Directive -
Return all of the data exactly as written, without the pictures.

<<<<

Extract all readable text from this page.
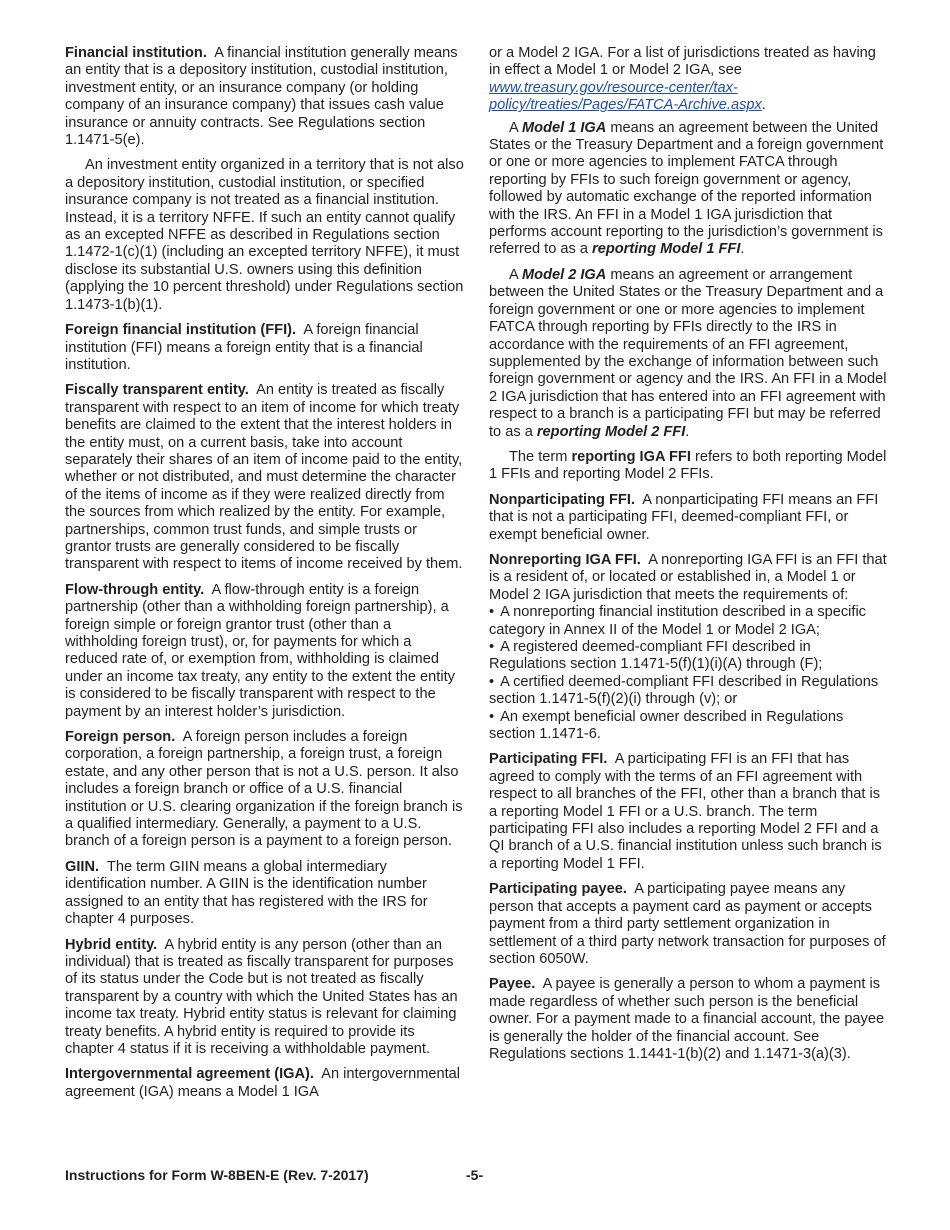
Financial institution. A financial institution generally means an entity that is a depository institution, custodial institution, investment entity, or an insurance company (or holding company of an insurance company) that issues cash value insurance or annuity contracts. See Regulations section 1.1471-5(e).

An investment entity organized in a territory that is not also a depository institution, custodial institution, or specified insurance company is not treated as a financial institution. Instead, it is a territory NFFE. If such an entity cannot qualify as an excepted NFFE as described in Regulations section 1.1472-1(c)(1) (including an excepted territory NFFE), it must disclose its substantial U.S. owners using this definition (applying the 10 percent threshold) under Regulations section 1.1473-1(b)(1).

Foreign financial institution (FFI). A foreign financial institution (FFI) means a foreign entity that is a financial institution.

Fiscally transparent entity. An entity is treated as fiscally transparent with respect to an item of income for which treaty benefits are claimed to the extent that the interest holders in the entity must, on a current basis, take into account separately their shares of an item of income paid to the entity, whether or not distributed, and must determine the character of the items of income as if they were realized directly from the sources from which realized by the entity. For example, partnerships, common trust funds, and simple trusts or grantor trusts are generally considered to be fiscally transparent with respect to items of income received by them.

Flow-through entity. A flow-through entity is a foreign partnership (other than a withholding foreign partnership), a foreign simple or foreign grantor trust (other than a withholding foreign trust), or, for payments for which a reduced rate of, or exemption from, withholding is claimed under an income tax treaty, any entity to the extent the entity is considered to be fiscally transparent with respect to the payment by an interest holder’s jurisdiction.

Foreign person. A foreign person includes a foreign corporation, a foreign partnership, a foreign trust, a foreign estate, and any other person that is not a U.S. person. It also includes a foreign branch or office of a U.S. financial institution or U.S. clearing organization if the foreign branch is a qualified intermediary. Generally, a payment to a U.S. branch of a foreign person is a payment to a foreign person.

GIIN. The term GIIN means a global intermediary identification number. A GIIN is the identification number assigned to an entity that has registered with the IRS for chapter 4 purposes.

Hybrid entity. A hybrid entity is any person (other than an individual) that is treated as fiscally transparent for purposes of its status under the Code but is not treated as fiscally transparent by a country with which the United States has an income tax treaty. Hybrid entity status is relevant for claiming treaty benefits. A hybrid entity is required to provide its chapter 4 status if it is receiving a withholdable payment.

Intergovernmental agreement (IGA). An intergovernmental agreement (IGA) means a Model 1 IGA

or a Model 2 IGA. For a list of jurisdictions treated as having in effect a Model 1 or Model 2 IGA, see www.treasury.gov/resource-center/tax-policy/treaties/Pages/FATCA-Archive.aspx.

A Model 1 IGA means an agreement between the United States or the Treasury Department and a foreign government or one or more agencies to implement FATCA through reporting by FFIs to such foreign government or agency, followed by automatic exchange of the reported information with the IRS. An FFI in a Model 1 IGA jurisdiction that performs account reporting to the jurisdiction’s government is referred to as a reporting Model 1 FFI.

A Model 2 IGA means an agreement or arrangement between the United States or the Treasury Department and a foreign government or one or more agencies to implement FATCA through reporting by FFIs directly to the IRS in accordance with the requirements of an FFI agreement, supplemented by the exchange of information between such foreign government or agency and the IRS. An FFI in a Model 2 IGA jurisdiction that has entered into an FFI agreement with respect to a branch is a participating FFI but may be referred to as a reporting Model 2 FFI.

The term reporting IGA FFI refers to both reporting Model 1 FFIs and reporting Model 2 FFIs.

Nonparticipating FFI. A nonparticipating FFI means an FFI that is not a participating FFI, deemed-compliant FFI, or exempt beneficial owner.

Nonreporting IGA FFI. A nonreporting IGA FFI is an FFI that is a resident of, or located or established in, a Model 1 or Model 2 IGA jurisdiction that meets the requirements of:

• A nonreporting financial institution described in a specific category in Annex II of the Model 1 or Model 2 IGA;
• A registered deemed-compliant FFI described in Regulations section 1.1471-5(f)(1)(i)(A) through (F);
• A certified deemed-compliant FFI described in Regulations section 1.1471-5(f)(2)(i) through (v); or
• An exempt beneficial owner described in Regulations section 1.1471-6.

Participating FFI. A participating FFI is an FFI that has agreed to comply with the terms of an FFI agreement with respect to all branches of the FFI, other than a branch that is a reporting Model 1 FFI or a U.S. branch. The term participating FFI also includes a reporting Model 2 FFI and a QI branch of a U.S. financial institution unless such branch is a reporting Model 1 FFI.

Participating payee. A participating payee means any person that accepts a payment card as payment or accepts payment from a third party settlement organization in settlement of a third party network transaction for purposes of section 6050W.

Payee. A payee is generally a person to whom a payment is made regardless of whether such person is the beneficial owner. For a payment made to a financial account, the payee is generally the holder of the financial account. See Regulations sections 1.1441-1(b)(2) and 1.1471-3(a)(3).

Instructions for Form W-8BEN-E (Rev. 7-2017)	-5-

>>>>

Worked answer -
Extract all readable text from this page.
Financial institution. A financial institution generally means an entity that is a depository institution, custodial institution, investment entity, or an insurance company (or holding company of an insurance company) that issues cash value insurance or annuity contracts. See Regulations section 1.1471-5(e).

An investment entity organized in a territory that is not also a depository institution, custodial institution, or specified insurance company is not treated as a financial institution. Instead, it is a territory NFFE. If such an entity cannot qualify as an excepted NFFE as described in Regulations section 1.1472-1(c)(1) (including an excepted territory NFFE), it must disclose its substantial U.S. owners using this definition (applying the 10 percent threshold) under Regulations section 1.1473-1(b)(1).

Foreign financial institution (FFI). A foreign financial institution (FFI) means a foreign entity that is a financial institution.

Fiscally transparent entity. An entity is treated as fiscally transparent with respect to an item of income for which treaty benefits are claimed to the extent that the interest holders in the entity must, on a current basis, take into account separately their shares of an item of income paid to the entity, whether or not distributed, and must determine the character of the items of income as if they were realized directly from the sources from which realized by the entity. For example, partnerships, common trust funds, and simple trusts or grantor trusts are generally considered to be fiscally transparent with respect to items of income received by them.

Flow-through entity. A flow-through entity is a foreign partnership (other than a withholding foreign partnership), a foreign simple or foreign grantor trust (other than a withholding foreign trust), or, for payments for which a reduced rate of, or exemption from, withholding is claimed under an income tax treaty, any entity to the extent the entity is considered to be fiscally transparent with respect to the payment by an interest holder’s jurisdiction.

Foreign person. A foreign person includes a foreign corporation, a foreign partnership, a foreign trust, a foreign estate, and any other person that is not a U.S. person. It also includes a foreign branch or office of a U.S. financial institution or U.S. clearing organization if the foreign branch is a qualified intermediary. Generally, a payment to a U.S. branch of a foreign person is a payment to a foreign person.

GIIN. The term GIIN means a global intermediary identification number. A GIIN is the identification number assigned to an entity that has registered with the IRS for chapter 4 purposes.

Hybrid entity. A hybrid entity is any person (other than an individual) that is treated as fiscally transparent for purposes of its status under the Code but is not treated as fiscally transparent by a country with which the United States has an income tax treaty. Hybrid entity status is relevant for claiming treaty benefits. A hybrid entity is required to provide its chapter 4 status if it is receiving a withholdable payment.

Intergovernmental agreement (IGA). An intergovernmental agreement (IGA) means a Model 1 IGA

or a Model 2 IGA. For a list of jurisdictions treated as having in effect a Model 1 or Model 2 IGA, see www.treasury.gov/resource-center/tax-policy/treaties/Pages/FATCA-Archive.aspx.

A Model 1 IGA means an agreement between the United States or the Treasury Department and a foreign government or one or more agencies to implement FATCA through reporting by FFIs to such foreign government or agency, followed by automatic exchange of the reported information with the IRS. An FFI in a Model 1 IGA jurisdiction that performs account reporting to the jurisdiction’s government is referred to as a reporting Model 1 FFI.

A Model 2 IGA means an agreement or arrangement between the United States or the Treasury Department and a foreign government or one or more agencies to implement FATCA through reporting by FFIs directly to the IRS in accordance with the requirements of an FFI agreement, supplemented by the exchange of information between such foreign government or agency and the IRS. An FFI in a Model 2 IGA jurisdiction that has entered into an FFI agreement with respect to a branch is a participating FFI but may be referred to as a reporting Model 2 FFI.

The term reporting IGA FFI refers to both reporting Model 1 FFIs and reporting Model 2 FFIs.

Nonparticipating FFI. A nonparticipating FFI means an FFI that is not a participating FFI, deemed-compliant FFI, or exempt beneficial owner.

Nonreporting IGA FFI. A nonreporting IGA FFI is an FFI that is a resident of, or located or established in, a Model 1 or Model 2 IGA jurisdiction that meets the requirements of:

• A nonreporting financial institution described in a specific category in Annex II of the Model 1 or Model 2 IGA;
• A registered deemed-compliant FFI described in Regulations section 1.1471-5(f)(1)(i)(A) through (F);
• A certified deemed-compliant FFI described in Regulations section 1.1471-5(f)(2)(i) through (v); or
• An exempt beneficial owner described in Regulations section 1.1471-6.

Participating FFI. A participating FFI is an FFI that has agreed to comply with the terms of an FFI agreement with respect to all branches of the FFI, other than a branch that is a reporting Model 1 FFI or a U.S. branch. The term participating FFI also includes a reporting Model 2 FFI and a QI branch of a U.S. financial institution unless such branch is a reporting Model 1 FFI.

Participating payee. A participating payee means any person that accepts a payment card as payment or accepts payment from a third party settlement organization in settlement of a third party network transaction for purposes of section 6050W.

Payee. A payee is generally a person to whom a payment is made regardless of whether such person is the beneficial owner. For a payment made to a financial account, the payee is generally the holder of the financial account. See Regulations sections 1.1441-1(b)(2) and 1.1471-3(a)(3).

Instructions for Form W-8BEN-E (Rev. 7-2017)	-5-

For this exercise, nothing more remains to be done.